_WORK INSTRUCTIONS_. With the images removed, repeat the data below exactly.

_THE INPUT_.
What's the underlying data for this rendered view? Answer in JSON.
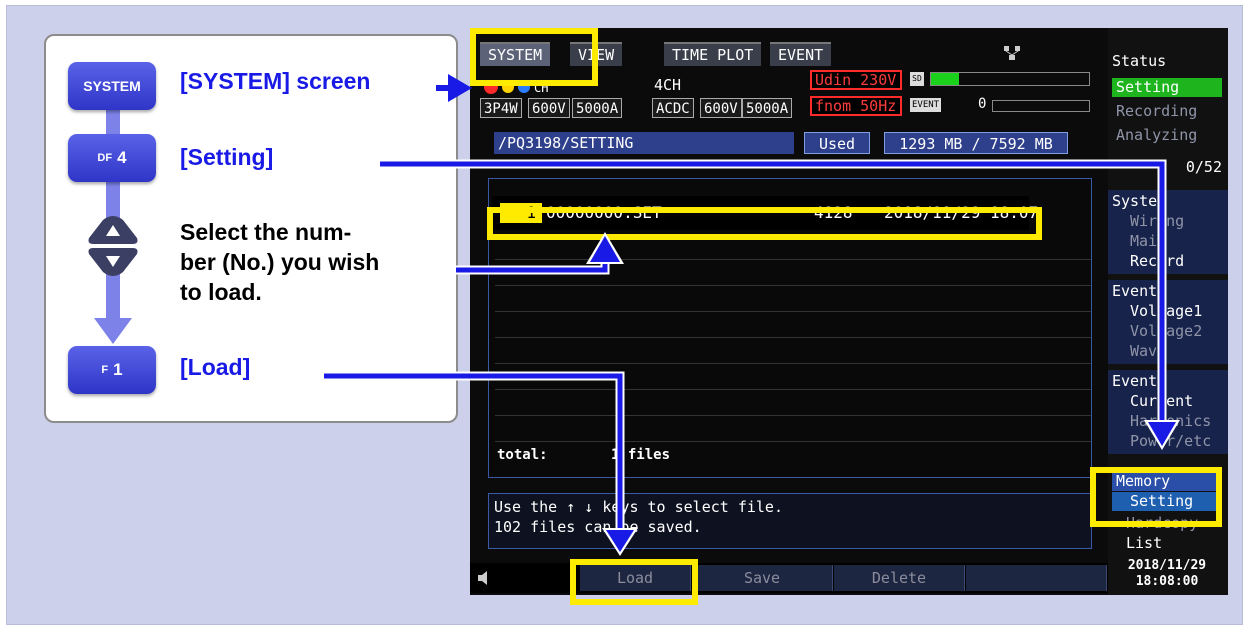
{
  "instructions": {
    "keys": {
      "system": "SYSTEM",
      "df4_prefix": "DF",
      "df4_num": "4",
      "f1_prefix": "F",
      "f1_num": "1"
    },
    "steps": {
      "system_label": "[SYSTEM] screen",
      "setting_label": "[Setting]",
      "select_line1": "Select the num-",
      "select_line2": "ber (No.) you wish",
      "select_line3": "to load.",
      "load_label": "[Load]"
    }
  },
  "device": {
    "tabs": [
      "SYSTEM",
      "VIEW",
      "TIME PLOT",
      "EVENT"
    ],
    "channel": {
      "ch4": "4CH",
      "wiring": "3P4W",
      "v1": "600V",
      "a1": "5000A",
      "mode": "ACDC",
      "v2": "600V",
      "a2": "5000A"
    },
    "udin": "Udin 230V",
    "fnom": "fnom  50Hz",
    "sd_badge": "SD",
    "event_badge": "EVENT",
    "event_count": "0",
    "path": "/PQ3198/SETTING",
    "used_label": "Used",
    "memory_usage": "1293 MB /  7592 MB",
    "file_count": "0/52",
    "files": [
      {
        "no": "1",
        "name": "00000000.SET",
        "size": "4128",
        "date": "2018/11/29 18:07"
      }
    ],
    "total_label": "total:",
    "total_files": "1 files",
    "message_line1": "Use the ↑ ↓ keys to select file.",
    "message_line2": "102 files can be saved.",
    "fkeys": [
      "Load",
      "Save",
      "Delete",
      ""
    ],
    "status": {
      "title": "Status",
      "setting": "Setting",
      "recording": "Recording",
      "analyzing": "Analyzing"
    },
    "side": {
      "system_title": "System",
      "wiring": "Wiring",
      "main": "Main",
      "record": "Record",
      "event1_title": "Event1",
      "voltage1": "Voltage1",
      "voltage2": "Voltage2",
      "wave": "Wave",
      "event2_title": "Event2",
      "current": "Current",
      "harmonics": "Harmonics",
      "power": "Power/etc",
      "memory_title": "Memory",
      "memory_setting": "Setting",
      "hardcopy": "Hardcopy",
      "list": "List",
      "date": "2018/11/29",
      "time": "18:08:00"
    }
  },
  "colors": {
    "frame_bg": "#cdd0ea",
    "key_blue": "#2f35c7",
    "arrow_blue": "#1a1ae6",
    "highlight": "#ffeb00",
    "device_bg": "#0b0b0b"
  }
}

_RESPONSE FOR THIS EXERCISE_.
What's the underlying data for this rendered view? Answer in JSON.
{
  "instructions": {
    "keys": {
      "system": "SYSTEM",
      "df4_prefix": "DF",
      "df4_num": "4",
      "f1_prefix": "F",
      "f1_num": "1"
    },
    "steps": {
      "system_label": "[SYSTEM] screen",
      "setting_label": "[Setting]",
      "select_line1": "Select the num-",
      "select_line2": "ber (No.) you wish",
      "select_line3": "to load.",
      "load_label": "[Load]"
    }
  },
  "device": {
    "tabs": [
      "SYSTEM",
      "VIEW",
      "TIME PLOT",
      "EVENT"
    ],
    "channel": {
      "ch4": "4CH",
      "wiring": "3P4W",
      "v1": "600V",
      "a1": "5000A",
      "mode": "ACDC",
      "v2": "600V",
      "a2": "5000A"
    },
    "udin": "Udin 230V",
    "fnom": "fnom  50Hz",
    "sd_badge": "SD",
    "event_badge": "EVENT",
    "event_count": "0",
    "path": "/PQ3198/SETTING",
    "used_label": "Used",
    "memory_usage": "1293 MB /  7592 MB",
    "file_count": "0/52",
    "files": [
      {
        "no": "1",
        "name": "00000000.SET",
        "size": "4128",
        "date": "2018/11/29 18:07"
      }
    ],
    "total_label": "total:",
    "total_files": "1 files",
    "message_line1": "Use the ↑ ↓ keys to select file.",
    "message_line2": "102 files can be saved.",
    "fkeys": [
      "Load",
      "Save",
      "Delete",
      ""
    ],
    "status": {
      "title": "Status",
      "setting": "Setting",
      "recording": "Recording",
      "analyzing": "Analyzing"
    },
    "side": {
      "system_title": "System",
      "wiring": "Wiring",
      "main": "Main",
      "record": "Record",
      "event1_title": "Event1",
      "voltage1": "Voltage1",
      "voltage2": "Voltage2",
      "wave": "Wave",
      "event2_title": "Event2",
      "current": "Current",
      "harmonics": "Harmonics",
      "power": "Power/etc",
      "memory_title": "Memory",
      "memory_setting": "Setting",
      "hardcopy": "Hardcopy",
      "list": "List",
      "date": "2018/11/29",
      "time": "18:08:00"
    }
  },
  "colors": {
    "frame_bg": "#cdd0ea",
    "key_blue": "#2f35c7",
    "arrow_blue": "#1a1ae6",
    "highlight": "#ffeb00",
    "device_bg": "#0b0b0b"
  }
}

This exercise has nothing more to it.